Here are some records; copy every line that holds the word "Universitas".

*Exercise data:*

######

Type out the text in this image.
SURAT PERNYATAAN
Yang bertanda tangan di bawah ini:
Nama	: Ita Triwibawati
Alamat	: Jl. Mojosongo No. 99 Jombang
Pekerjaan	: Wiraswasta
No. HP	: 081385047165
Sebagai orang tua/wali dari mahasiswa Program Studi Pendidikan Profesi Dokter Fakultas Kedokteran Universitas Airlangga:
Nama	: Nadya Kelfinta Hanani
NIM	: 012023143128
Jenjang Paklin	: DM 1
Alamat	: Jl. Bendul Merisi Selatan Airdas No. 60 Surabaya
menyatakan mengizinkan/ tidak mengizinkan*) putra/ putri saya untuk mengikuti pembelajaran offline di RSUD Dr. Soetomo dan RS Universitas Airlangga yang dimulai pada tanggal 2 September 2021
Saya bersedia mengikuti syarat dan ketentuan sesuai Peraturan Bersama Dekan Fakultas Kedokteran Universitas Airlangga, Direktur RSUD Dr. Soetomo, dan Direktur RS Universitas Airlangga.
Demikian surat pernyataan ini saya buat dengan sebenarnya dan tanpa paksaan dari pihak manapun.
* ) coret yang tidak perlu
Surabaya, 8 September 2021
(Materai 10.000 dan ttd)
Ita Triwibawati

######

*Exercise response:*
Sebagai orang tua/wali dari mahasiswa Program Studi Pendidikan Profesi Dokter Fakultas Kedokteran Universitas Airlangga:
menyatakan mengizinkan/ tidak mengizinkan*) putra/ putri saya untuk mengikuti pembelajaran offline di RSUD Dr. Soetomo dan RS Universitas Airlangga yang dimulai pada tanggal 2 September 2021
Saya bersedia mengikuti syarat dan ketentuan sesuai Peraturan Bersama Dekan Fakultas Kedokteran Universitas Airlangga, Direktur RSUD Dr. Soetomo, dan Direktur RS Universitas Airlangga.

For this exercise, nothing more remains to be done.